▶ [Dataset records]:
** Start **

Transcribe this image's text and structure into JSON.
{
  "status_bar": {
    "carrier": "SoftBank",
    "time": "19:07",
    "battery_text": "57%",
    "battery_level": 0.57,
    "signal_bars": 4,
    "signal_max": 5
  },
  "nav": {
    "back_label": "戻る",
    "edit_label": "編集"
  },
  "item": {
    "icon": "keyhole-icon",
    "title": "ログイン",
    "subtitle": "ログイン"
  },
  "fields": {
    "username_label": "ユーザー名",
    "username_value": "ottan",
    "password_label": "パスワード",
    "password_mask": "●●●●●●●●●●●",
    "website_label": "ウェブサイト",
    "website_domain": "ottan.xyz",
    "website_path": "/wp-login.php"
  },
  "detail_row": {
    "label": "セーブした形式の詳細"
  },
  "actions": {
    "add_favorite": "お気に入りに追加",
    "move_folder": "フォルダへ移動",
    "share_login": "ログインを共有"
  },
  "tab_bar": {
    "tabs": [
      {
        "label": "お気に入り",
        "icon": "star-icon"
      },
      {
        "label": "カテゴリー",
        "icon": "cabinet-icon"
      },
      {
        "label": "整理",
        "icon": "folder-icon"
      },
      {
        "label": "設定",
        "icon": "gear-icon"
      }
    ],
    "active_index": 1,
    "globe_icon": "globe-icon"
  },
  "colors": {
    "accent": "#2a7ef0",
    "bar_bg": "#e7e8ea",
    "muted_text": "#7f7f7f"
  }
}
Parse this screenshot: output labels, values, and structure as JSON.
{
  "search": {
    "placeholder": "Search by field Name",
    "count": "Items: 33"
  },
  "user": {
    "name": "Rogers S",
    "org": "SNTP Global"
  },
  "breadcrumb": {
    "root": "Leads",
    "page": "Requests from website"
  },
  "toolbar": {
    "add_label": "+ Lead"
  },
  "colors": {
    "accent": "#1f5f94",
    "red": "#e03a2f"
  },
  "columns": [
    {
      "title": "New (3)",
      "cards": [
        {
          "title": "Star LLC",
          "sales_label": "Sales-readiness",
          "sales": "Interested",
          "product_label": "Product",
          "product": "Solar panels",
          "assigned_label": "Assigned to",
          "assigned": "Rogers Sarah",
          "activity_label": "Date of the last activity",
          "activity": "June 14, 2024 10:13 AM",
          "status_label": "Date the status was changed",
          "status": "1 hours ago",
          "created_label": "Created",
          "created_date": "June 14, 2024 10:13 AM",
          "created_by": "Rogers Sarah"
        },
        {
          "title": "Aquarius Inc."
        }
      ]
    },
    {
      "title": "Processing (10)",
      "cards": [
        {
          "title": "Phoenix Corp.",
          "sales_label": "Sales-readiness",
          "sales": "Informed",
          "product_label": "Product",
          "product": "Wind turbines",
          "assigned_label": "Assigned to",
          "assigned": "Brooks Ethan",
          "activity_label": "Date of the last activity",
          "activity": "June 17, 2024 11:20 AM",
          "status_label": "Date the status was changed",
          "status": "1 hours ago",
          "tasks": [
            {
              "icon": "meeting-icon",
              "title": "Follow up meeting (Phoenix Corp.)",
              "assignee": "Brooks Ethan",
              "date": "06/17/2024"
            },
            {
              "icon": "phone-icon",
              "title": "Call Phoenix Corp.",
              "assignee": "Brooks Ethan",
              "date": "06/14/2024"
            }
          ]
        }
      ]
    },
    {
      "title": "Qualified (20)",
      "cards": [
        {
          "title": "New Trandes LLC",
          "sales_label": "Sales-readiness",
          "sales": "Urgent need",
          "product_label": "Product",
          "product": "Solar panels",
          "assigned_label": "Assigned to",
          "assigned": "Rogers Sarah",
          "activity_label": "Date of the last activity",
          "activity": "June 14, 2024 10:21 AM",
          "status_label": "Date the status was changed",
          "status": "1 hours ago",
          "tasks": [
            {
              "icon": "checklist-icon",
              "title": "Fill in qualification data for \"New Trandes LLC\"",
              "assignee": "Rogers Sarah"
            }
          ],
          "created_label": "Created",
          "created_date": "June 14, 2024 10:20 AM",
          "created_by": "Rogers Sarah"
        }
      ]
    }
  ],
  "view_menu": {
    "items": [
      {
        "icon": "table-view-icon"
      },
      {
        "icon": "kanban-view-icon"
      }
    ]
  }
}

** End **

▶ [Problem details]:
Transcribe the full listing above without leaving anything out.

▶ [Output for this exercise]:
Transcribe this image's text and structure into JSON.
{
  "status_bar": {
    "carrier": "SoftBank",
    "time": "19:07",
    "battery_text": "57%",
    "battery_level": 0.57,
    "signal_bars": 4,
    "signal_max": 5
  },
  "nav": {
    "back_label": "戻る",
    "edit_label": "編集"
  },
  "item": {
    "icon": "keyhole-icon",
    "title": "ログイン",
    "subtitle": "ログイン"
  },
  "fields": {
    "username_label": "ユーザー名",
    "username_value": "ottan",
    "password_label": "パスワード",
    "password_mask": "●●●●●●●●●●●",
    "website_label": "ウェブサイト",
    "website_domain": "ottan.xyz",
    "website_path": "/wp-login.php"
  },
  "detail_row": {
    "label": "セーブした形式の詳細"
  },
  "actions": {
    "add_favorite": "お気に入りに追加",
    "move_folder": "フォルダへ移動",
    "share_login": "ログインを共有"
  },
  "tab_bar": {
    "tabs": [
      {
        "label": "お気に入り",
        "icon": "star-icon"
      },
      {
        "label": "カテゴリー",
        "icon": "cabinet-icon"
      },
      {
        "label": "整理",
        "icon": "folder-icon"
      },
      {
        "label": "設定",
        "icon": "gear-icon"
      }
    ],
    "active_index": 1,
    "globe_icon": "globe-icon"
  },
  "colors": {
    "accent": "#2a7ef0",
    "bar_bg": "#e7e8ea",
    "muted_text": "#7f7f7f"
  }
}
Parse this screenshot: output labels, values, and structure as JSON.
{
  "search": {
    "placeholder": "Search by field Name",
    "count": "Items: 33"
  },
  "user": {
    "name": "Rogers S",
    "org": "SNTP Global"
  },
  "breadcrumb": {
    "root": "Leads",
    "page": "Requests from website"
  },
  "toolbar": {
    "add_label": "+ Lead"
  },
  "colors": {
    "accent": "#1f5f94",
    "red": "#e03a2f"
  },
  "columns": [
    {
      "title": "New (3)",
      "cards": [
        {
          "title": "Star LLC",
          "sales_label": "Sales-readiness",
          "sales": "Interested",
          "product_label": "Product",
          "product": "Solar panels",
          "assigned_label": "Assigned to",
          "assigned": "Rogers Sarah",
          "activity_label": "Date of the last activity",
          "activity": "June 14, 2024 10:13 AM",
          "status_label": "Date the status was changed",
          "status": "1 hours ago",
          "created_label": "Created",
          "created_date": "June 14, 2024 10:13 AM",
          "created_by": "Rogers Sarah"
        },
        {
          "title": "Aquarius Inc."
        }
      ]
    },
    {
      "title": "Processing (10)",
      "cards": [
        {
          "title": "Phoenix Corp.",
          "sales_label": "Sales-readiness",
          "sales": "Informed",
          "product_label": "Product",
          "product": "Wind turbines",
          "assigned_label": "Assigned to",
          "assigned": "Brooks Ethan",
          "activity_label": "Date of the last activity",
          "activity": "June 17, 2024 11:20 AM",
          "status_label": "Date the status was changed",
          "status": "1 hours ago",
          "tasks": [
            {
              "icon": "meeting-icon",
              "title": "Follow up meeting (Phoenix Corp.)",
              "assignee": "Brooks Ethan",
              "date": "06/17/2024"
            },
            {
              "icon": "phone-icon",
              "title": "Call Phoenix Corp.",
              "assignee": "Brooks Ethan",
              "date": "06/14/2024"
            }
          ]
        }
      ]
    },
    {
      "title": "Qualified (20)",
      "cards": [
        {
          "title": "New Trandes LLC",
          "sales_label": "Sales-readiness",
          "sales": "Urgent need",
          "product_label": "Product",
          "product": "Solar panels",
          "assigned_label": "Assigned to",
          "assigned": "Rogers Sarah",
          "activity_label": "Date of the last activity",
          "activity": "June 14, 2024 10:21 AM",
          "status_label": "Date the status was changed",
          "status": "1 hours ago",
          "tasks": [
            {
              "icon": "checklist-icon",
              "title": "Fill in qualification data for \"New Trandes LLC\"",
              "assignee": "Rogers Sarah"
            }
          ],
          "created_label": "Created",
          "created_date": "June 14, 2024 10:20 AM",
          "created_by": "Rogers Sarah"
        }
      ]
    }
  ],
  "view_menu": {
    "items": [
      {
        "icon": "table-view-icon"
      },
      {
        "icon": "kanban-view-icon"
      }
    ]
  }
}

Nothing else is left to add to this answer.